### Lesetext
Was ist Additive Fertigung?
Die Additive Fertigung (auch Additive Manufacturing) ist ein Verfahren, das dazu dient, Werkstoffe Schicht für Schicht miteinander zu verbinden, um aus 3D-Modelldaten dreidimensionale Bauteile herzustellen. Das auch als 3D-Druck bekannte Fertigungsverfahren hat seinen industriellen Ursprung Mitte der 1980er-Jahre. Mit dem vom US-Physiker Chuck Hall patentierten Verfahren der Stereolithografie konnte flüssiger Kunststoff über einen Laserstrahl schichtweise ausgehärtet werden. Damit war die Industrie in der Lage, Material maschinell aufzubauen. Aus einem 3D-CAD-Modell konnten beliebige Bauteile mit komplexen Formen und Innenstrukturen erzeugt werden.
Die grenzenlose Gestaltungsfreiheit der Additiven Fertigung begeistert seitdem Forschende in aller Welt und inspiriert zur Entwicklung immer neuer Verfahren und Werkstoff-Applikationen. Als Material kommt inzwischen nicht mehr nur Kunststoff zum Einsatz. Auch Keramik, organisches Gewebe und die verschiedensten Metalle finden dabei Verwendung. Damit sind die Möglichkeiten der Additiven Fertigung bei Weitem noch nicht ausgeschöpft und es ist davon auszugehen, dass in sämtlichen Bereichen der industriellen Fertigung der Einsatz additiver Verfahren zunehmen wird.
Die glorreichen Sieben der additiven Verfahren
Grundsätzlich ähneln die Metall 3D-Drucker den Vorgängen in einem Tintenstrahldrucker. Daher ist im allgemeinen Sprachgebrauch von 3D-Druck die Rede. Die ISO/ASTM 52900 kategorisiert kommerziell erhältliche Additive Manufacturing-Systeme in sieben verschiedene Verfahren. Deren Grundprinzipien unterscheiden sich zum Teil deutlich, vor allem bezüglich der Ausgangswerkstoffe und der Art und Weise, wie die Materialschichten erzeugt werden. So kann die Basis eines 3D-Drucks flüssig, pulverisiert, viskos oder fest sein. Das Material wird je nach Technologie durch Zusammenschmelzen, Sintern, Laminieren, Verkleben oder Polymerisation verfestigt und aufgebaut.

### Gestellte Aufgabe
Führe den Lesetext über die Additive Fertigung nach seinem letzten Satz fort. Für diese Aufgabe spielen die Einträge keine Rolle.

### Aufgeführte Einträge
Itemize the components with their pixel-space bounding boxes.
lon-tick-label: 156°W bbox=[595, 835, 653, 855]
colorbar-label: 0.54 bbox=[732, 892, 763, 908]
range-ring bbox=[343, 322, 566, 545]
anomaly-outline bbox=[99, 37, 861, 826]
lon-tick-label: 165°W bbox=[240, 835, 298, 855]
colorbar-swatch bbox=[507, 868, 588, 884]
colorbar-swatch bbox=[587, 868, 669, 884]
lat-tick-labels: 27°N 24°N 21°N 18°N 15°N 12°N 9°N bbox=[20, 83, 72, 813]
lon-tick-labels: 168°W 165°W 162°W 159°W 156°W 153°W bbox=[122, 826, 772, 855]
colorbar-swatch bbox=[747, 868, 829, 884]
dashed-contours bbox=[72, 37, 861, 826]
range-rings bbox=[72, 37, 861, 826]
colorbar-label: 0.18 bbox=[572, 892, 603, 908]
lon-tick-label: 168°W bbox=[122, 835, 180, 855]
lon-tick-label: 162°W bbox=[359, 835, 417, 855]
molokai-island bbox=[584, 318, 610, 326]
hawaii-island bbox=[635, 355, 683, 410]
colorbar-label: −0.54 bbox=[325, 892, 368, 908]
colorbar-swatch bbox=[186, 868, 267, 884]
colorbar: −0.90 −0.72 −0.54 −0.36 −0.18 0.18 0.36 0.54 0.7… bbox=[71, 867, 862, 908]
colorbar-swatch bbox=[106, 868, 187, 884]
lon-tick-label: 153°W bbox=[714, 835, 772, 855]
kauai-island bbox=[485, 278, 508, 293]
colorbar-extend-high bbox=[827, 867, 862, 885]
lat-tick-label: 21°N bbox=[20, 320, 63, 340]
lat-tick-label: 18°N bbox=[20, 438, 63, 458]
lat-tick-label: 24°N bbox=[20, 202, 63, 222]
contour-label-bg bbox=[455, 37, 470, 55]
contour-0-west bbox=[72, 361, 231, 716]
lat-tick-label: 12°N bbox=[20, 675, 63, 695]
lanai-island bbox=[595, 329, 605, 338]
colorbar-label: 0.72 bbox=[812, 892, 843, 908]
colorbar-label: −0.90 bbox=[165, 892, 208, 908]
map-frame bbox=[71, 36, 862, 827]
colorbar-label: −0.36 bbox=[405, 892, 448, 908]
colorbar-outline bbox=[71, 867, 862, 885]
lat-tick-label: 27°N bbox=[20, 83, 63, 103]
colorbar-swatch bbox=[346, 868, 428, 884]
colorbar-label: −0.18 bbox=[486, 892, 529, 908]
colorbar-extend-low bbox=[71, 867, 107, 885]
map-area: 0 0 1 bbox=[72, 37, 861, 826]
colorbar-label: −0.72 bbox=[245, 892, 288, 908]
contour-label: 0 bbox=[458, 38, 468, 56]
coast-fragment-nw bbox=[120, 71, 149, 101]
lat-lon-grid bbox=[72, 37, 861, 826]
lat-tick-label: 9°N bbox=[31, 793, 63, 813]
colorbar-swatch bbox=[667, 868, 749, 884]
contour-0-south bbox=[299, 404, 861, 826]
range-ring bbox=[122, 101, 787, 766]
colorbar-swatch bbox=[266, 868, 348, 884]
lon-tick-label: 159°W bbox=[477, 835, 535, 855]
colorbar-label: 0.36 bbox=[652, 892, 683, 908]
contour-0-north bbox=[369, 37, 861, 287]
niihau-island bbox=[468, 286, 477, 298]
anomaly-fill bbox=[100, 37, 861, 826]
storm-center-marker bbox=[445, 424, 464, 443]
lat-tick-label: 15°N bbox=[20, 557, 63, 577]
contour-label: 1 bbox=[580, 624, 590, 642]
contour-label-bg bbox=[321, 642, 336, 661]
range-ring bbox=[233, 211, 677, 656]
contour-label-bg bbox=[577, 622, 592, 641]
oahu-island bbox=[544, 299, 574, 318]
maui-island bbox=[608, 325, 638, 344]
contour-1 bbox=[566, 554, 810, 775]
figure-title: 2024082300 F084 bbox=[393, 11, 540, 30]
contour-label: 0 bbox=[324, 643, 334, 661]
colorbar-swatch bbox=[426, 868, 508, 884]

### Richtige Antwort
Powder Bed Fusion (PBF)
Die Powder Bed Fusion-Verfahren (DIN: pulverbettbasiertes Schmelzen) sind die dominierenden Verfahren im Metallbereich. Die Herstellung von Bauteilen erfolgt durch den schichtweisen Aufbau von Material. Dabei entsprechen die einzelnen Schichten den horizontalen „Schnitten“ eines dreidimensionalen CAD-Abbilds des herzustellenden Körpers. Aus diesen Schichten wird anschließend ein Steuerungsprogramm berechnet, das einen Laser- oder Elektronenstrahl hochpräzise über diese Schnitte dirigiert, um das Material über deren gesamte Fläche zu verschmelzen. Der Bereich haftet an der vorherigen Schicht und wird beim Abkühlen des Materials fest. Sobald die Schicht geschmolzen ist, wird eine neue Pulverschicht aufgetragen. DMG MORI ist in diesem Bereich mit der LASERTEC SLM Baureihe Baureihe erfolgreich am Markt präsent.
Material Extrusion (MEX)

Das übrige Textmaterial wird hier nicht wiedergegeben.